Extract every line of the items below without changing anything, and leave out the pictures.

begin ITEMS

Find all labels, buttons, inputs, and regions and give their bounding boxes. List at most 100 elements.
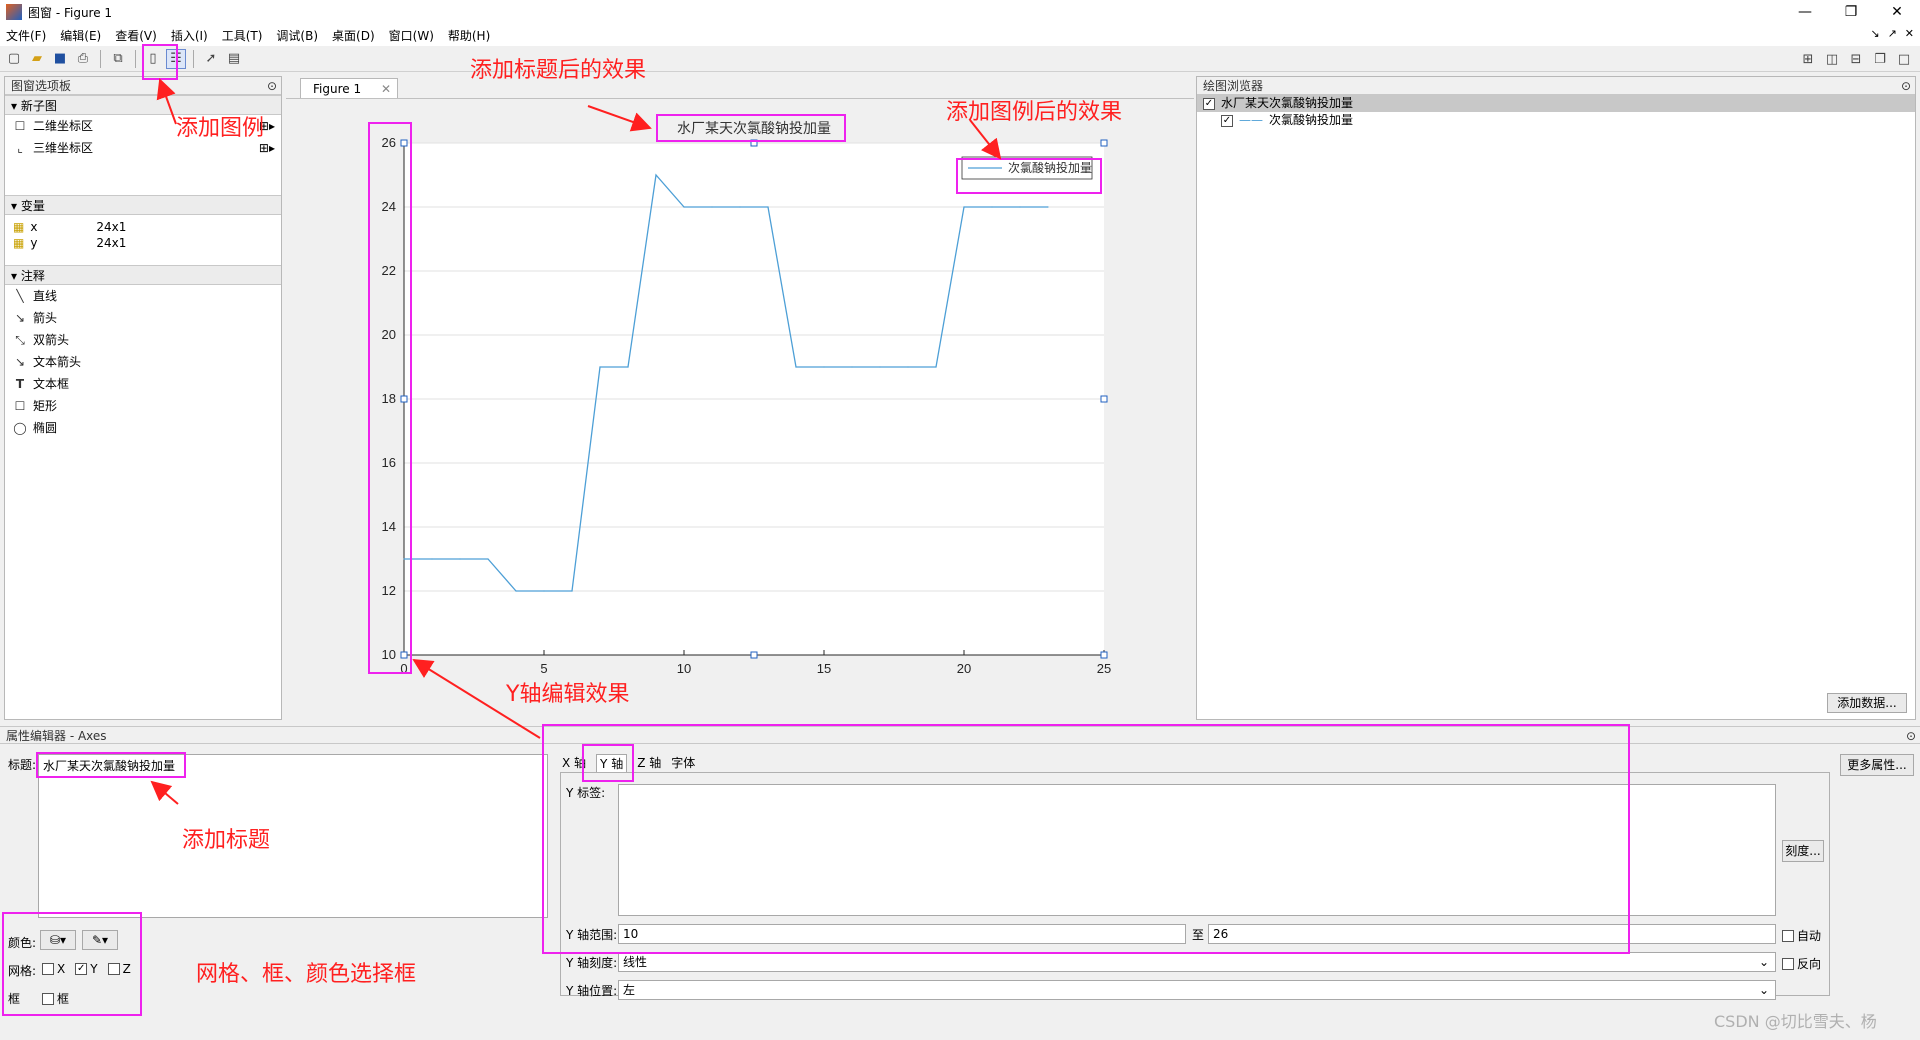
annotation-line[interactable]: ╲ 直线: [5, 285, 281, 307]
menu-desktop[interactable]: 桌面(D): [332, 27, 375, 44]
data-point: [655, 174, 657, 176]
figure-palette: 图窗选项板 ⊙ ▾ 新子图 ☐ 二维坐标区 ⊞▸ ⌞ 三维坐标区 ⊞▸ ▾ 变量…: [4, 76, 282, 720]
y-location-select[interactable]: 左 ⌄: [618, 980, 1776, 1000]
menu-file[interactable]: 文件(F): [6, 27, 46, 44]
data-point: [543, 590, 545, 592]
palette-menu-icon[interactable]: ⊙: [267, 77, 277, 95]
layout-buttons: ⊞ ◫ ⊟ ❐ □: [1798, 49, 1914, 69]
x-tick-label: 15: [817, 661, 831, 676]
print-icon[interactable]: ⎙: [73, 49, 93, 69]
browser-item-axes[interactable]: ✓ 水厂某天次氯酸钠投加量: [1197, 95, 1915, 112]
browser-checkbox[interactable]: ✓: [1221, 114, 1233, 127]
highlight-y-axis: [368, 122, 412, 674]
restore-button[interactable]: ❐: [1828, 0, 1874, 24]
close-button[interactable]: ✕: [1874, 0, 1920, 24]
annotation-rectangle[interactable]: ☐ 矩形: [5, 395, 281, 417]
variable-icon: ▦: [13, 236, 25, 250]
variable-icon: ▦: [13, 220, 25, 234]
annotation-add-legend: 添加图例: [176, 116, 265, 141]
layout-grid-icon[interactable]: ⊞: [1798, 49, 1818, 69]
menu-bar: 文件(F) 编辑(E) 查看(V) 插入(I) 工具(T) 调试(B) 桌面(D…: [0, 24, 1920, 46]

end ITEMS

#### SOLUTION TO THIS PROBLEM:
Find all labels, buttons, inputs, and regions and give their bounding boxes. List at most 100 elements.
annotation-line[interactable]: ╲ 直线: [5, 285, 281, 307]
menu-desktop[interactable]: 桌面(D): [332, 27, 375, 44]
data-point: [655, 174, 657, 176]
figure-palette: 图窗选项板 ⊙ ▾ 新子图 ☐ 二维坐标区 ⊞▸ ⌞ 三维坐标区 ⊞▸ ▾ 变量…: [4, 76, 282, 720]
y-location-select[interactable]: 左 ⌄: [618, 980, 1776, 1000]
menu-file[interactable]: 文件(F): [6, 27, 46, 44]
data-point: [543, 590, 545, 592]
palette-menu-icon[interactable]: ⊙: [267, 77, 277, 95]
layout-buttons: ⊞ ◫ ⊟ ❐ □: [1798, 49, 1914, 69]
x-tick-label: 15: [817, 661, 831, 676]
print-icon[interactable]: ⎙: [73, 49, 93, 69]
browser-item-axes[interactable]: ✓ 水厂某天次氯酸钠投加量: [1197, 95, 1915, 112]
browser-checkbox[interactable]: ✓: [1221, 114, 1233, 127]
highlight-y-axis: [368, 122, 412, 674]
restore-button[interactable]: ❐: [1828, 0, 1874, 24]
close-button[interactable]: ✕: [1874, 0, 1920, 24]
annotation-rectangle[interactable]: ☐ 矩形: [5, 395, 281, 417]
variable-icon: ▦: [13, 236, 25, 250]
variable-icon: ▦: [13, 220, 25, 234]
annotation-add-legend: 添加图例: [176, 116, 265, 141]
layout-grid-icon[interactable]: ⊞: [1798, 49, 1818, 69]
menu-bar: 文件(F) 编辑(E) 查看(V) 插入(I) 工具(T) 调试(B) 桌面(D…: [0, 24, 1920, 46]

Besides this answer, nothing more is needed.